### TASK DETAILS
All entries below are to be set down again, identical to the source.

+ + + + + + +

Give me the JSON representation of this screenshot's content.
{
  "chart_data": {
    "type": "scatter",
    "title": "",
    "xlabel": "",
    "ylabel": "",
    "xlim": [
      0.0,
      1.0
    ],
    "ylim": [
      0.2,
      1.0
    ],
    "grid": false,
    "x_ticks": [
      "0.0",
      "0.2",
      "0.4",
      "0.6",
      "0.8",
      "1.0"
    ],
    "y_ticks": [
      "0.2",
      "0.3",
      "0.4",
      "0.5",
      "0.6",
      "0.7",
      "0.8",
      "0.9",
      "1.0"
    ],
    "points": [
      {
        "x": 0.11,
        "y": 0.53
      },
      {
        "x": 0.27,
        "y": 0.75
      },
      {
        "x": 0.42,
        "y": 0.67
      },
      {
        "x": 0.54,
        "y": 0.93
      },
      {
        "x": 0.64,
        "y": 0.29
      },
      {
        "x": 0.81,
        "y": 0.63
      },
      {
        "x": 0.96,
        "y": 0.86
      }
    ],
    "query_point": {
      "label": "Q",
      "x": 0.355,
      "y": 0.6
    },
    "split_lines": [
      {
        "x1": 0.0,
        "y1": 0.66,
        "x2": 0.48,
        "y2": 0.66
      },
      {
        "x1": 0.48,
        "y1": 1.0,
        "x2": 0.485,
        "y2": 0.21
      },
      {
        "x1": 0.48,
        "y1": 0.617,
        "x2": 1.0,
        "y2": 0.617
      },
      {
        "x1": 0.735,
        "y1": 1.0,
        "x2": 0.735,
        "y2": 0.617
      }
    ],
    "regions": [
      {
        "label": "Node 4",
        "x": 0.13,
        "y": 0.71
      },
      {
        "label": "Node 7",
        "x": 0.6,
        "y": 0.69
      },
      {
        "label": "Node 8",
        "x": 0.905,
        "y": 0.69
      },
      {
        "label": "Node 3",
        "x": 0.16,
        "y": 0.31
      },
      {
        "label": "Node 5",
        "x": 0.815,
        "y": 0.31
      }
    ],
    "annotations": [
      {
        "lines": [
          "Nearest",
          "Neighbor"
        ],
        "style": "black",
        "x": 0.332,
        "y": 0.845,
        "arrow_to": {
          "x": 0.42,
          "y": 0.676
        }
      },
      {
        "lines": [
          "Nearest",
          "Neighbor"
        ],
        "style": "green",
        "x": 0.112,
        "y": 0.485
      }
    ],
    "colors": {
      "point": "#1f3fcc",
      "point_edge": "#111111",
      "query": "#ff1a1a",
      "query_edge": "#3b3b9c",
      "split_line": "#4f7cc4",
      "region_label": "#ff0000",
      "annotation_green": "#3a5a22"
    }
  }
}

+ + + + + + +

### EXPECTED OUTPUT
Give me the JSON representation of this screenshot's content.
{
  "chart_data": {
    "type": "scatter",
    "title": "",
    "xlabel": "",
    "ylabel": "",
    "xlim": [
      0.0,
      1.0
    ],
    "ylim": [
      0.2,
      1.0
    ],
    "grid": false,
    "x_ticks": [
      "0.0",
      "0.2",
      "0.4",
      "0.6",
      "0.8",
      "1.0"
    ],
    "y_ticks": [
      "0.2",
      "0.3",
      "0.4",
      "0.5",
      "0.6",
      "0.7",
      "0.8",
      "0.9",
      "1.0"
    ],
    "points": [
      {
        "x": 0.11,
        "y": 0.53
      },
      {
        "x": 0.27,
        "y": 0.75
      },
      {
        "x": 0.42,
        "y": 0.67
      },
      {
        "x": 0.54,
        "y": 0.93
      },
      {
        "x": 0.64,
        "y": 0.29
      },
      {
        "x": 0.81,
        "y": 0.63
      },
      {
        "x": 0.96,
        "y": 0.86
      }
    ],
    "query_point": {
      "label": "Q",
      "x": 0.355,
      "y": 0.6
    },
    "split_lines": [
      {
        "x1": 0.0,
        "y1": 0.66,
        "x2": 0.48,
        "y2": 0.66
      },
      {
        "x1": 0.48,
        "y1": 1.0,
        "x2": 0.485,
        "y2": 0.21
      },
      {
        "x1": 0.48,
        "y1": 0.617,
        "x2": 1.0,
        "y2": 0.617
      },
      {
        "x1": 0.735,
        "y1": 1.0,
        "x2": 0.735,
        "y2": 0.617
      }
    ],
    "regions": [
      {
        "label": "Node 4",
        "x": 0.13,
        "y": 0.71
      },
      {
        "label": "Node 7",
        "x": 0.6,
        "y": 0.69
      },
      {
        "label": "Node 8",
        "x": 0.905,
        "y": 0.69
      },
      {
        "label": "Node 3",
        "x": 0.16,
        "y": 0.31
      },
      {
        "label": "Node 5",
        "x": 0.815,
        "y": 0.31
      }
    ],
    "annotations": [
      {
        "lines": [
          "Nearest",
          "Neighbor"
        ],
        "style": "black",
        "x": 0.332,
        "y": 0.845,
        "arrow_to": {
          "x": 0.42,
          "y": 0.676
        }
      },
      {
        "lines": [
          "Nearest",
          "Neighbor"
        ],
        "style": "green",
        "x": 0.112,
        "y": 0.485
      }
    ],
    "colors": {
      "point": "#1f3fcc",
      "point_edge": "#111111",
      "query": "#ff1a1a",
      "query_edge": "#3b3b9c",
      "split_line": "#4f7cc4",
      "region_label": "#ff0000",
      "annotation_green": "#3a5a22"
    }
  }
}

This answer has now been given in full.